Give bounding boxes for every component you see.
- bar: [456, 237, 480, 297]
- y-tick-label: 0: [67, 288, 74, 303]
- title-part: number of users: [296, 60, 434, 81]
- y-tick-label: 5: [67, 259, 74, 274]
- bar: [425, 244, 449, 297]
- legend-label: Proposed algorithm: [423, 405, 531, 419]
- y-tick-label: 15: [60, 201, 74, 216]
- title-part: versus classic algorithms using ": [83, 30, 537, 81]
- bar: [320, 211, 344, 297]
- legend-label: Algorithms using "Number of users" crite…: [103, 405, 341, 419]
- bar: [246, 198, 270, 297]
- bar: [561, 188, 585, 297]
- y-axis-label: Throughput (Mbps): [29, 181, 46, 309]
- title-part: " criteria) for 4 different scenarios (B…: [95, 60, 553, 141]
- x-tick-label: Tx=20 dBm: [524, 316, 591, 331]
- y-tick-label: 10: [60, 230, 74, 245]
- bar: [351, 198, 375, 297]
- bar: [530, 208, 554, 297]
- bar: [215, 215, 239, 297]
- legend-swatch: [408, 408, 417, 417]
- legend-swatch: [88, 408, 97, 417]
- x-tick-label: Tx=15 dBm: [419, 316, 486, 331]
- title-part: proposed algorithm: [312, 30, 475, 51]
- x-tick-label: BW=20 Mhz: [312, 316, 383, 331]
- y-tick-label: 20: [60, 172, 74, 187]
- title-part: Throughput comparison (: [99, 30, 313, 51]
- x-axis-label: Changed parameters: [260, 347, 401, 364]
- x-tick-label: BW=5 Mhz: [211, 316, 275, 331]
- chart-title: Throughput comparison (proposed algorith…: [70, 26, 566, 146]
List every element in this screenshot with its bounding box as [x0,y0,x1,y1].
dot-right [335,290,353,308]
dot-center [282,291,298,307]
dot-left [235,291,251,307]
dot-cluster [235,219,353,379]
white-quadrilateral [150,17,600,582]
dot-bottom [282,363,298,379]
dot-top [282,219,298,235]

= = = =

Turn every line of the records above into a JSON list of strings, one string per line, leaving out blank lines.

[
  "Give bounding boxes for every component you see.",
  "- bar: [456, 237, 480, 297]",
  "- y-tick-label: 0: [67, 288, 74, 303]",
  "- title-part: number of users: [296, 60, 434, 81]",
  "- y-tick-label: 5: [67, 259, 74, 274]",
  "- bar: [425, 244, 449, 297]",
  "- legend-label: Proposed algorithm: [423, 405, 531, 419]",
  "- y-tick-label: 15: [60, 201, 74, 216]",
  "- title-part: versus classic algorithms using \": [83, 30, 537, 81]",
  "- bar: [320, 211, 344, 297]",
  "- legend-label: Algorithms using \"Number of users\" crite…: [103, 405, 341, 419]",
  "- bar: [246, 198, 270, 297]",
  "- bar: [561, 188, 585, 297]",
  "- y-axis-label: Throughput (Mbps): [29, 181, 46, 309]",
  "- title-part: \" criteria) for 4 different scenarios (B…: [95, 60, 553, 141]",
  "- x-tick-label: Tx=20 dBm: [524, 316, 591, 331]",
  "- y-tick-label: 10: [60, 230, 74, 245]",
  "- bar: [351, 198, 375, 297]",
  "- bar: [530, 208, 554, 297]",
  "- bar: [215, 215, 239, 297]",
  "- legend-swatch: [408, 408, 417, 417]",
  "- legend-swatch: [88, 408, 97, 417]",
  "- x-tick-label: Tx=15 dBm: [419, 316, 486, 331]",
  "- title-part: proposed algorithm: [312, 30, 475, 51]",
  "- x-tick-label: BW=20 Mhz: [312, 316, 383, 331]",
  "- y-tick-label: 20: [60, 172, 74, 187]",
  "- title-part: Throughput comparison (: [99, 30, 313, 51]",
  "- x-axis-label: Changed parameters: [260, 347, 401, 364]",
  "- x-tick-label: BW=5 Mhz: [211, 316, 275, 331]",
  "- chart-title: Throughput comparison (proposed algorith…: [70, 26, 566, 146]",
  "List every element in this screenshot with its bounding box as [x0,y0,x1,y1].",
  "dot-right [335,290,353,308]",
  "dot-center [282,291,298,307]",
  "dot-left [235,291,251,307]",
  "dot-cluster [235,219,353,379]",
  "white-quadrilateral [150,17,600,582]",
  "dot-bottom [282,363,298,379]",
  "dot-top [282,219,298,235]"
]